## Exercise prompt
All of the data needs to be repeated exactly.

-------- Listing

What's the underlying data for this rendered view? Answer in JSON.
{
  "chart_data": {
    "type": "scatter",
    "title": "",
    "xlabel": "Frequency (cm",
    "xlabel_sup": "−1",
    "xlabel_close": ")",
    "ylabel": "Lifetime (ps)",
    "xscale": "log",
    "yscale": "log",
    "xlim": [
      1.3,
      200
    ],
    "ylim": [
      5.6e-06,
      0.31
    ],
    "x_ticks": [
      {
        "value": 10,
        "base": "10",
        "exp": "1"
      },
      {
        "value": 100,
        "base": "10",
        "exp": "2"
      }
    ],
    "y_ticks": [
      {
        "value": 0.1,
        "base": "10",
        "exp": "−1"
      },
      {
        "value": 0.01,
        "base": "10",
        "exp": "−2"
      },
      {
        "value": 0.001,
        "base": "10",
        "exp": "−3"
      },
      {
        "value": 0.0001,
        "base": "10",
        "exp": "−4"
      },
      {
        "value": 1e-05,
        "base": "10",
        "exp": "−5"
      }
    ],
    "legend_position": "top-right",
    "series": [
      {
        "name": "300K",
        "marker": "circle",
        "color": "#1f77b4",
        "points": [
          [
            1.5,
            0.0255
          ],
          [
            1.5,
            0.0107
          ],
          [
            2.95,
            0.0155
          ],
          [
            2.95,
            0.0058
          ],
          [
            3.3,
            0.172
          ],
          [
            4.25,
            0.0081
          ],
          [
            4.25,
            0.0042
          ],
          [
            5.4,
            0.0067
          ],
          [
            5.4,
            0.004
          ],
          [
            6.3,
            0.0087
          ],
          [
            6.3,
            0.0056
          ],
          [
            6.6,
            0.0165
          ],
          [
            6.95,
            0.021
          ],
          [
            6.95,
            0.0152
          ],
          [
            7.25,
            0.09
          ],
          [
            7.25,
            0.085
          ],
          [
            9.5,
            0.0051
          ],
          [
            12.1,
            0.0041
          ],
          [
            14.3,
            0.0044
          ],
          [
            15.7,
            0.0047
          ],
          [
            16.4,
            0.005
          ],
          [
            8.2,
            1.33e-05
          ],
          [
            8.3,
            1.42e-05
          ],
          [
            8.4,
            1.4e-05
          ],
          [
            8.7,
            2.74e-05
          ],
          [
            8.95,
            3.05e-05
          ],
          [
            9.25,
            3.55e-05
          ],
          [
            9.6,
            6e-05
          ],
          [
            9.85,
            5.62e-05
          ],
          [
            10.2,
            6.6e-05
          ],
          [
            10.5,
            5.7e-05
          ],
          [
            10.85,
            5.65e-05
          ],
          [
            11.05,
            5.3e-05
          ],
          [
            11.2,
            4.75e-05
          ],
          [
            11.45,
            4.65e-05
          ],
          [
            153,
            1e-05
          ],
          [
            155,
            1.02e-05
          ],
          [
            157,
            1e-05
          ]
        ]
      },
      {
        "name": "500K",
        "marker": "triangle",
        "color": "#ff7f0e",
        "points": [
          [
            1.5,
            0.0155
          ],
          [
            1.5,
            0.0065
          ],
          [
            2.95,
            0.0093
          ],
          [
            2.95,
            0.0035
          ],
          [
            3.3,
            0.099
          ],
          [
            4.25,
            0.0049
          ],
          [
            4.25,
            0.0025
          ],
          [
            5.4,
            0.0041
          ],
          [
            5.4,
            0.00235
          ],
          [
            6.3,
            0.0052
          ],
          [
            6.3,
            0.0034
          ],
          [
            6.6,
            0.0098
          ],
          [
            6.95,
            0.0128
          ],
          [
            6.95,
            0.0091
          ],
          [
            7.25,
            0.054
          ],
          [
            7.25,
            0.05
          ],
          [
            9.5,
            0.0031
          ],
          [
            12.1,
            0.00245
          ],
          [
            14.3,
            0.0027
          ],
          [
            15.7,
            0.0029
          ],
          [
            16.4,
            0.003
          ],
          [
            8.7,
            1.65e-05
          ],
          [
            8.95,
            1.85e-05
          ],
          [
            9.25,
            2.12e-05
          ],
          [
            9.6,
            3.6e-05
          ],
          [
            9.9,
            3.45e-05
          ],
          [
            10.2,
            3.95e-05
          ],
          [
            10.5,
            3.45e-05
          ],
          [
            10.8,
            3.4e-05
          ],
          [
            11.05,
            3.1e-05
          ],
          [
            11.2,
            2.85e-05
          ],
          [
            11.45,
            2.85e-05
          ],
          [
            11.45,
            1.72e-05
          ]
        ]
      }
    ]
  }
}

----------------

## Result
What's the underlying data for this rendered view? Answer in JSON.
{
  "chart_data": {
    "type": "scatter",
    "title": "",
    "xlabel": "Frequency (cm",
    "xlabel_sup": "−1",
    "xlabel_close": ")",
    "ylabel": "Lifetime (ps)",
    "xscale": "log",
    "yscale": "log",
    "xlim": [
      1.3,
      200
    ],
    "ylim": [
      5.6e-06,
      0.31
    ],
    "x_ticks": [
      {
        "value": 10,
        "base": "10",
        "exp": "1"
      },
      {
        "value": 100,
        "base": "10",
        "exp": "2"
      }
    ],
    "y_ticks": [
      {
        "value": 0.1,
        "base": "10",
        "exp": "−1"
      },
      {
        "value": 0.01,
        "base": "10",
        "exp": "−2"
      },
      {
        "value": 0.001,
        "base": "10",
        "exp": "−3"
      },
      {
        "value": 0.0001,
        "base": "10",
        "exp": "−4"
      },
      {
        "value": 1e-05,
        "base": "10",
        "exp": "−5"
      }
    ],
    "legend_position": "top-right",
    "series": [
      {
        "name": "300K",
        "marker": "circle",
        "color": "#1f77b4",
        "points": [
          [
            1.5,
            0.0255
          ],
          [
            1.5,
            0.0107
          ],
          [
            2.95,
            0.0155
          ],
          [
            2.95,
            0.0058
          ],
          [
            3.3,
            0.172
          ],
          [
            4.25,
            0.0081
          ],
          [
            4.25,
            0.0042
          ],
          [
            5.4,
            0.0067
          ],
          [
            5.4,
            0.004
          ],
          [
            6.3,
            0.0087
          ],
          [
            6.3,
            0.0056
          ],
          [
            6.6,
            0.0165
          ],
          [
            6.95,
            0.021
          ],
          [
            6.95,
            0.0152
          ],
          [
            7.25,
            0.09
          ],
          [
            7.25,
            0.085
          ],
          [
            9.5,
            0.0051
          ],
          [
            12.1,
            0.0041
          ],
          [
            14.3,
            0.0044
          ],
          [
            15.7,
            0.0047
          ],
          [
            16.4,
            0.005
          ],
          [
            8.2,
            1.33e-05
          ],
          [
            8.3,
            1.42e-05
          ],
          [
            8.4,
            1.4e-05
          ],
          [
            8.7,
            2.74e-05
          ],
          [
            8.95,
            3.05e-05
          ],
          [
            9.25,
            3.55e-05
          ],
          [
            9.6,
            6e-05
          ],
          [
            9.85,
            5.62e-05
          ],
          [
            10.2,
            6.6e-05
          ],
          [
            10.5,
            5.7e-05
          ],
          [
            10.85,
            5.65e-05
          ],
          [
            11.05,
            5.3e-05
          ],
          [
            11.2,
            4.75e-05
          ],
          [
            11.45,
            4.65e-05
          ],
          [
            153,
            1e-05
          ],
          [
            155,
            1.02e-05
          ],
          [
            157,
            1e-05
          ]
        ]
      },
      {
        "name": "500K",
        "marker": "triangle",
        "color": "#ff7f0e",
        "points": [
          [
            1.5,
            0.0155
          ],
          [
            1.5,
            0.0065
          ],
          [
            2.95,
            0.0093
          ],
          [
            2.95,
            0.0035
          ],
          [
            3.3,
            0.099
          ],
          [
            4.25,
            0.0049
          ],
          [
            4.25,
            0.0025
          ],
          [
            5.4,
            0.0041
          ],
          [
            5.4,
            0.00235
          ],
          [
            6.3,
            0.0052
          ],
          [
            6.3,
            0.0034
          ],
          [
            6.6,
            0.0098
          ],
          [
            6.95,
            0.0128
          ],
          [
            6.95,
            0.0091
          ],
          [
            7.25,
            0.054
          ],
          [
            7.25,
            0.05
          ],
          [
            9.5,
            0.0031
          ],
          [
            12.1,
            0.00245
          ],
          [
            14.3,
            0.0027
          ],
          [
            15.7,
            0.0029
          ],
          [
            16.4,
            0.003
          ],
          [
            8.7,
            1.65e-05
          ],
          [
            8.95,
            1.85e-05
          ],
          [
            9.25,
            2.12e-05
          ],
          [
            9.6,
            3.6e-05
          ],
          [
            9.9,
            3.45e-05
          ],
          [
            10.2,
            3.95e-05
          ],
          [
            10.5,
            3.45e-05
          ],
          [
            10.8,
            3.4e-05
          ],
          [
            11.05,
            3.1e-05
          ],
          [
            11.2,
            2.85e-05
          ],
          [
            11.45,
            2.85e-05
          ],
          [
            11.45,
            1.72e-05
          ]
        ]
      }
    ]
  }
}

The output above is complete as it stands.